He adds that this year the entertainment and events will still bring out the
crowds, but the power of unity, love and freedom will take centerstage just
like history has done before in times of uncertainty.
“In many ways I think it may feel like some of the original festivals; just our queer community coming together to be queer out loud in public,” Owen says. “I cannot wait to see love embraced and joy overwhelm our community all at the festival in November. Just talking about it brings the biggest smile to my face.”

= = = = =

## Required tasks:
**A)** The festival passage says the power of certain things will take centerstage. List those things.
**B)** Write out the festival passage from "He adds that" up to and including "times of uncertainty.", word for word.
This data comes from a different source than the festival passage.

Stored entries:
= = = = =

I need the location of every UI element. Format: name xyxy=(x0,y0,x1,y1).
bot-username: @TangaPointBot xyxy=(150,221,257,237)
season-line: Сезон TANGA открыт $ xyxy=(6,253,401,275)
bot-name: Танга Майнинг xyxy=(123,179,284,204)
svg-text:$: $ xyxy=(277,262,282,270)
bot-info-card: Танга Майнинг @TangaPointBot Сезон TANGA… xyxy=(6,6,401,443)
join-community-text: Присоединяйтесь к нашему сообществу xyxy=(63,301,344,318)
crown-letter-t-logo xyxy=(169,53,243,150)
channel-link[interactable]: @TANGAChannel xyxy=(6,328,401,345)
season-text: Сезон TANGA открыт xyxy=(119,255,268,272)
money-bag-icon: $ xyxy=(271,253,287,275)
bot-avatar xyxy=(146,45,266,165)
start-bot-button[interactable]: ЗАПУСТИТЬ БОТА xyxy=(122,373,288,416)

= = = = =

## Answers by task:
**A)** Unity, love, freedom

**B)**
He adds that this year the entertainment and events will still bring out the
crowds, but the power of unity, love and freedom will take centerstage just
like history has done before in times of uncertainty.